__Task to carry out__. Each entry should be quoted word for word, including every mark of punctuation.
============
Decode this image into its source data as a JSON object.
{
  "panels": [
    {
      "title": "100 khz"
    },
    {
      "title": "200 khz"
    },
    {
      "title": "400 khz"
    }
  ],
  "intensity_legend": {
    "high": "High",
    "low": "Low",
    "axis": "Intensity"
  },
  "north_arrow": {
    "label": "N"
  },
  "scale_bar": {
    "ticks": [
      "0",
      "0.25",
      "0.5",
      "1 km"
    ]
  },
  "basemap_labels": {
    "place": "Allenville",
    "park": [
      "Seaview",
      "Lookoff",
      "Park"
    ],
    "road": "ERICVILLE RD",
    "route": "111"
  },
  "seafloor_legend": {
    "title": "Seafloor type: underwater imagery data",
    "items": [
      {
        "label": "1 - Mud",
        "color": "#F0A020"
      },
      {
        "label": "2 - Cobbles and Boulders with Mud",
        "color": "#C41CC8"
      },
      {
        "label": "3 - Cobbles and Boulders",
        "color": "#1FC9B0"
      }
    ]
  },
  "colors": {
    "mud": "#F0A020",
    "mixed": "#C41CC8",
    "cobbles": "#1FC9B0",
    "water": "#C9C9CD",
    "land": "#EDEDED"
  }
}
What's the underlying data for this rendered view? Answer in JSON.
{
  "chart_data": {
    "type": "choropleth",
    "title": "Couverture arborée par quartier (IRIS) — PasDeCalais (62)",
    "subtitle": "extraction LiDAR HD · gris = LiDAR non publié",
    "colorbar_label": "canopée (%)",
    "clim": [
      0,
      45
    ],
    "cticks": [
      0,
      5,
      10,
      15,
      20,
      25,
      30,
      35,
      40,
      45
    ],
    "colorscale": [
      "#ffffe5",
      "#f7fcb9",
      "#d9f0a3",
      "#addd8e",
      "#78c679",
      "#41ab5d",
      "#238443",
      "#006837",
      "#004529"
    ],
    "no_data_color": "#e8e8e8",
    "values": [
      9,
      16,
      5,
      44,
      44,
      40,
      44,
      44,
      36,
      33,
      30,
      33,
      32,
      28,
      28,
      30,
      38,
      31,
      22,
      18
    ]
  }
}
============
__Written answer__.
Decode this image into its source data as a JSON object.
{
  "panels": [
    {
      "title": "100 khz"
    },
    {
      "title": "200 khz"
    },
    {
      "title": "400 khz"
    }
  ],
  "intensity_legend": {
    "high": "High",
    "low": "Low",
    "axis": "Intensity"
  },
  "north_arrow": {
    "label": "N"
  },
  "scale_bar": {
    "ticks": [
      "0",
      "0.25",
      "0.5",
      "1 km"
    ]
  },
  "basemap_labels": {
    "place": "Allenville",
    "park": [
      "Seaview",
      "Lookoff",
      "Park"
    ],
    "road": "ERICVILLE RD",
    "route": "111"
  },
  "seafloor_legend": {
    "title": "Seafloor type: underwater imagery data",
    "items": [
      {
        "label": "1 - Mud",
        "color": "#F0A020"
      },
      {
        "label": "2 - Cobbles and Boulders with Mud",
        "color": "#C41CC8"
      },
      {
        "label": "3 - Cobbles and Boulders",
        "color": "#1FC9B0"
      }
    ]
  },
  "colors": {
    "mud": "#F0A020",
    "mixed": "#C41CC8",
    "cobbles": "#1FC9B0",
    "water": "#C9C9CD",
    "land": "#EDEDED"
  }
}
What's the underlying data for this rendered view? Answer in JSON.
{
  "chart_data": {
    "type": "choropleth",
    "title": "Couverture arborée par quartier (IRIS) — PasDeCalais (62)",
    "subtitle": "extraction LiDAR HD · gris = LiDAR non publié",
    "colorbar_label": "canopée (%)",
    "clim": [
      0,
      45
    ],
    "cticks": [
      0,
      5,
      10,
      15,
      20,
      25,
      30,
      35,
      40,
      45
    ],
    "colorscale": [
      "#ffffe5",
      "#f7fcb9",
      "#d9f0a3",
      "#addd8e",
      "#78c679",
      "#41ab5d",
      "#238443",
      "#006837",
      "#004529"
    ],
    "no_data_color": "#e8e8e8",
    "values": [
      9,
      16,
      5,
      44,
      44,
      40,
      44,
      44,
      36,
      33,
      30,
      33,
      32,
      28,
      28,
      30,
      38,
      31,
      22,
      18
    ]
  }
}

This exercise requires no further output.